To do: Using the records that follow, copy every line containing the word "label".

Records for the task:
--------

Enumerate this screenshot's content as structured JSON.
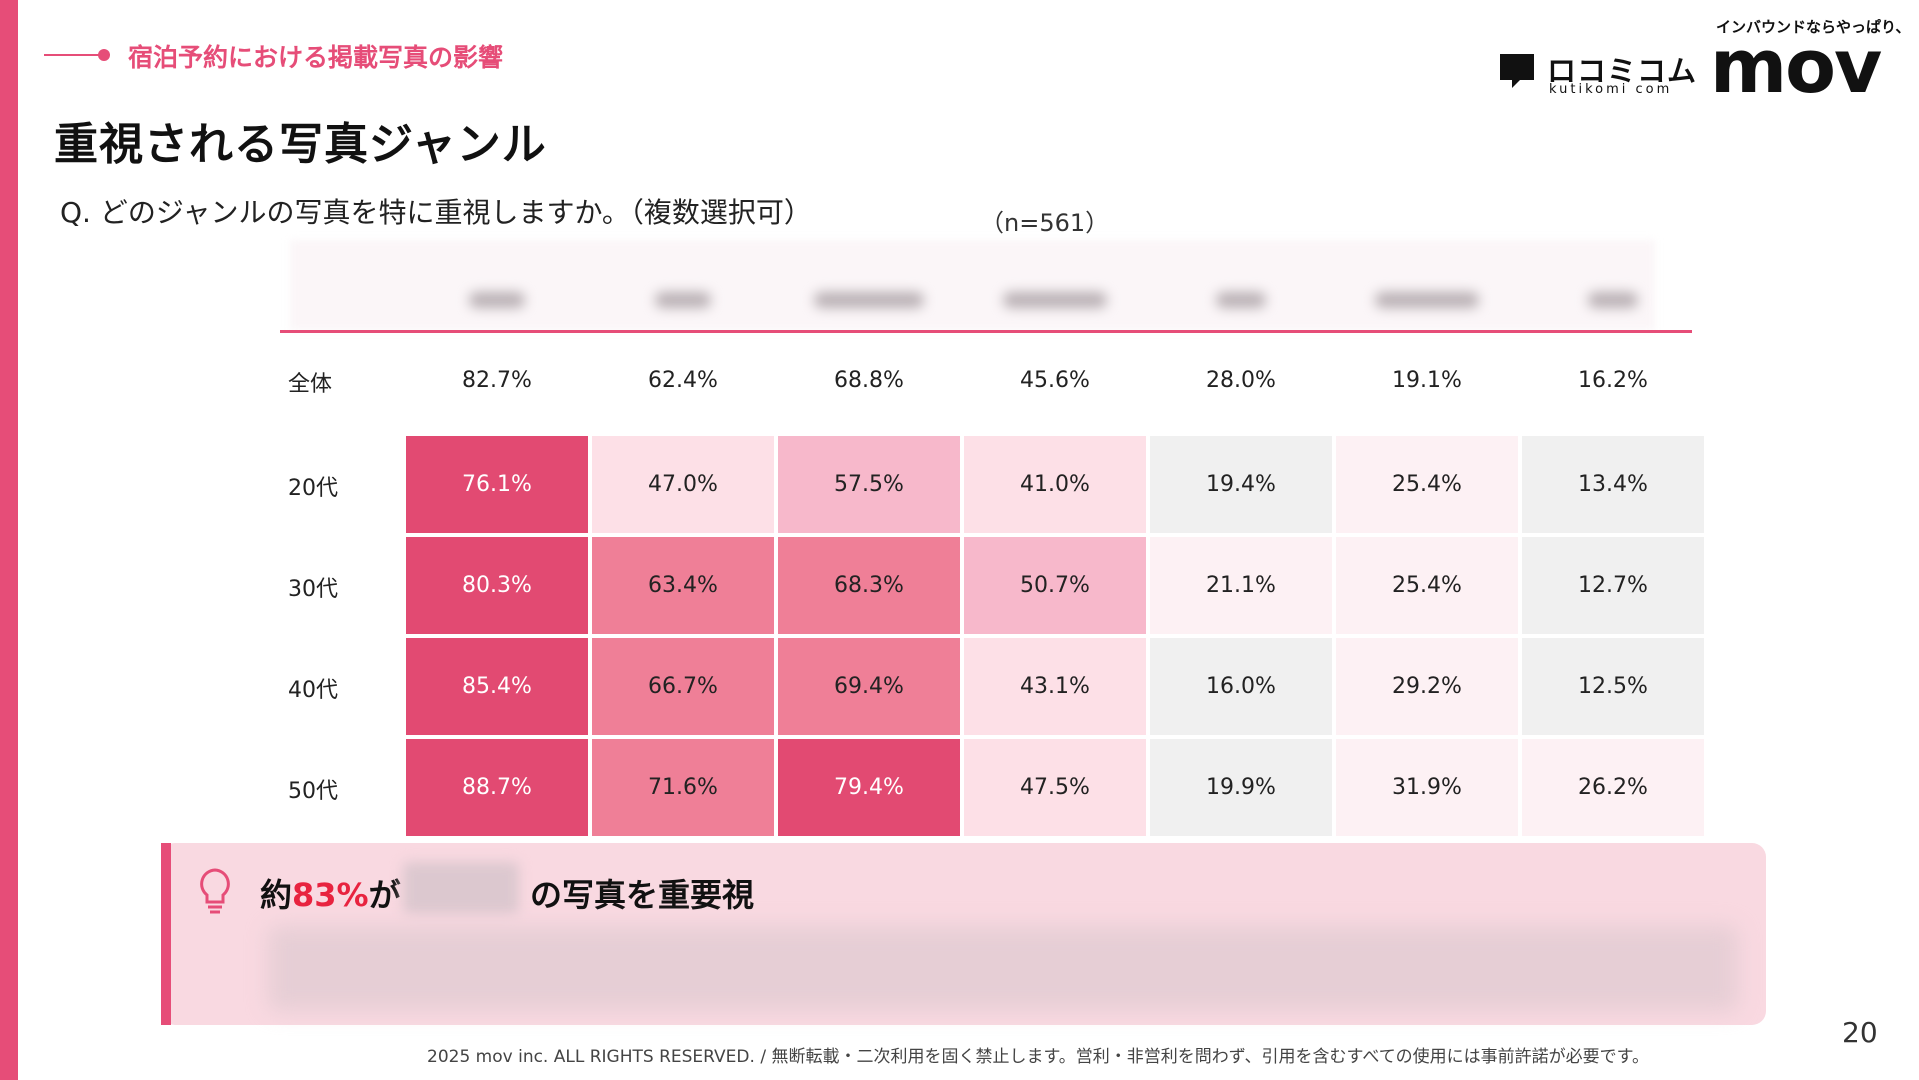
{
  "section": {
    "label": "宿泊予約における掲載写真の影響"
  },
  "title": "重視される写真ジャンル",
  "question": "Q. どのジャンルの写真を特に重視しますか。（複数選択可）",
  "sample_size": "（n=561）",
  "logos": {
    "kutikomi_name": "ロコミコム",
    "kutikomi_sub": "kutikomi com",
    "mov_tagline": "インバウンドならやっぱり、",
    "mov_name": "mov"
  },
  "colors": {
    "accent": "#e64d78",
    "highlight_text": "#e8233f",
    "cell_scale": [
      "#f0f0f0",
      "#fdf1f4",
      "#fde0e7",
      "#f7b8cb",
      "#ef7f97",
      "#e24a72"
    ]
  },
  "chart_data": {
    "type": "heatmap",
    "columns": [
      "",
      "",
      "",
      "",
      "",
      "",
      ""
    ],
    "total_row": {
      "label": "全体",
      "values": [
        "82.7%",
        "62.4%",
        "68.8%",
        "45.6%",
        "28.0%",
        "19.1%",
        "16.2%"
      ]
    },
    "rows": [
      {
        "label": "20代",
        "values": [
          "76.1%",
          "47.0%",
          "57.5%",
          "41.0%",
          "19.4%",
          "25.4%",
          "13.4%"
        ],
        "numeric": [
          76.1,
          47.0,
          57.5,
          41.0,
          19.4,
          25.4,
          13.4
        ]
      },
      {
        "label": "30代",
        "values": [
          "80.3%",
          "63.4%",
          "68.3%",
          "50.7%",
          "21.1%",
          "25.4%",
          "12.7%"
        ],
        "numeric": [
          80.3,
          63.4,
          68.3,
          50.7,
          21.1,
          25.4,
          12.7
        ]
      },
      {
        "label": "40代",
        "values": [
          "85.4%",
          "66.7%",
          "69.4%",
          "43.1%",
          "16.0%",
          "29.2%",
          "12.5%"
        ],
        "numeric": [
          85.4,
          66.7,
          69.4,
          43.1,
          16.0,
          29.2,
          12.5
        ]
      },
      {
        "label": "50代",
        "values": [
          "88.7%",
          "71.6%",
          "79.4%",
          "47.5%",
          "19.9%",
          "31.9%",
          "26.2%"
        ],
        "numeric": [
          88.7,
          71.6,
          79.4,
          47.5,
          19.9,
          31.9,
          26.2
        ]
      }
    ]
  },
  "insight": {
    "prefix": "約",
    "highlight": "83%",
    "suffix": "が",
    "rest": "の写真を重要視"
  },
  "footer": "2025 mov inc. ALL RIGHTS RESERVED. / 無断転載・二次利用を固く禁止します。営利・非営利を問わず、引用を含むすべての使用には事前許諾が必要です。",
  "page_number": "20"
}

--------

Finished task:
    "label": "宿泊予約における掲載写真の影響"
      "label": "全体",
        "label": "20代",
        "label": "30代",
        "label": "40代",
        "label": "50代",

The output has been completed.